WHAT TO WORK ON >> Pull out every line of the listing below where "murales" appears.

DATA ROWS >>

>>>

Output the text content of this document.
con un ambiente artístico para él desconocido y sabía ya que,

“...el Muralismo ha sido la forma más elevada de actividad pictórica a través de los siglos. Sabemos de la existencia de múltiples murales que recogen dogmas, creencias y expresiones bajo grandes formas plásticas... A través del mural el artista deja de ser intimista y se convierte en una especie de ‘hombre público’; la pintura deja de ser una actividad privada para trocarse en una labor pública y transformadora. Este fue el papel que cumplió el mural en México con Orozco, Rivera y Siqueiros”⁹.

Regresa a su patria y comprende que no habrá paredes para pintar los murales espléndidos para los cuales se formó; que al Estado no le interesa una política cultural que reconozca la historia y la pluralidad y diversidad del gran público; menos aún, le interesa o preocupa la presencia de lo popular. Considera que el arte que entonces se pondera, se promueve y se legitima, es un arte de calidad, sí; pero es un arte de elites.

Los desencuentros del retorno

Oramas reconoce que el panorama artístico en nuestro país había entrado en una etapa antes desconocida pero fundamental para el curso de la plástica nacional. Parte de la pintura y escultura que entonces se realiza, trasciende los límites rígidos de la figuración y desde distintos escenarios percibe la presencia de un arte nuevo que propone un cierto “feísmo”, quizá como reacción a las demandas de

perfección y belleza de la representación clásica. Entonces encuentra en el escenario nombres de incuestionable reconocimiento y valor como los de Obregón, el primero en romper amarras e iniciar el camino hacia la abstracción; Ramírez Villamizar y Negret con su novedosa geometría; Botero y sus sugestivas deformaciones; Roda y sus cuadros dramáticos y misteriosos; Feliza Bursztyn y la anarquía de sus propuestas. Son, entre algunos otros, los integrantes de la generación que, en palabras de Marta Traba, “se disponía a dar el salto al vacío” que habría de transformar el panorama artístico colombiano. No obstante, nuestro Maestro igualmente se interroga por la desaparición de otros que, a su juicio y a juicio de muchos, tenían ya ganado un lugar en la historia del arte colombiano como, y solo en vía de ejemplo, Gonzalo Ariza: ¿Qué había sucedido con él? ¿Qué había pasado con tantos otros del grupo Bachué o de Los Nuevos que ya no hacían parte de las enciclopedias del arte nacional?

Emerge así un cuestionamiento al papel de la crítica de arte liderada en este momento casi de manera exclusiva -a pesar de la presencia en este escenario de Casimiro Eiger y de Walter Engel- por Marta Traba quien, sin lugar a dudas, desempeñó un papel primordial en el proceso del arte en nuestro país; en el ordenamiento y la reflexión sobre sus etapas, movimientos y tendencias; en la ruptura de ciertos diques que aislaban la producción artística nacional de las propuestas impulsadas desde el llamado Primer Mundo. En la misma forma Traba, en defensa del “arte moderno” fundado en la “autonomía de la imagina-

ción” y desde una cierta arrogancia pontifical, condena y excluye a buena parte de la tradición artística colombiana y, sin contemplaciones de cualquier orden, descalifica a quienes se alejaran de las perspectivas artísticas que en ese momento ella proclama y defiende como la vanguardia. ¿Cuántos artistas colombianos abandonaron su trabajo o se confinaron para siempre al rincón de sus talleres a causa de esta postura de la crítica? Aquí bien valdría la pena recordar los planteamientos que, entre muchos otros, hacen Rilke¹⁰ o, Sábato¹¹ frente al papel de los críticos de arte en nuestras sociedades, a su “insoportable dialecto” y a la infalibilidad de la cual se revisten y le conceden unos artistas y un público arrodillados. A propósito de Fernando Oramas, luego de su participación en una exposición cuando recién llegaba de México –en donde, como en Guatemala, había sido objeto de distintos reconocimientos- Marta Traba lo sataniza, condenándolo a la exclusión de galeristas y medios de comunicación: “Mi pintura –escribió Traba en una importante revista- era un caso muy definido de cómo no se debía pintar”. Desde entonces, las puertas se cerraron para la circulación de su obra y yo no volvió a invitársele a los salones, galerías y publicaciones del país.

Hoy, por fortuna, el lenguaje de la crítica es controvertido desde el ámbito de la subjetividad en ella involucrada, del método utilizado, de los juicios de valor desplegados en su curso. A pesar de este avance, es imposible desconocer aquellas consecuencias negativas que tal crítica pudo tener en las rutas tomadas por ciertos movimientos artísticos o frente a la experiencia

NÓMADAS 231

<<<

ANSWER TO THIS TASK >>
“...el Muralismo ha sido la forma más elevada de actividad pictórica a través de los siglos. Sabemos de la existencia de múltiples murales que recogen dogmas, creencias y expresiones bajo grandes formas plásticas... A través del mural el artista deja de ser intimista y se convierte en una especie de ‘hombre público’; la pintura deja de ser una actividad privada para trocarse en una labor pública y transformadora. Este fue el papel que cumplió el mural en México con Orozco, Rivera y Siqueiros”⁹.
Regresa a su patria y comprende que no habrá paredes para pintar los murales espléndidos para los cuales se formó; que al Estado no le interesa una política cultural que reconozca la historia y la pluralidad y diversidad del gran público; menos aún, le interesa o preocupa la presencia de lo popular. Considera que el arte que entonces se pondera, se promueve y se legitima, es un arte de calidad, sí; pero es un arte de elites.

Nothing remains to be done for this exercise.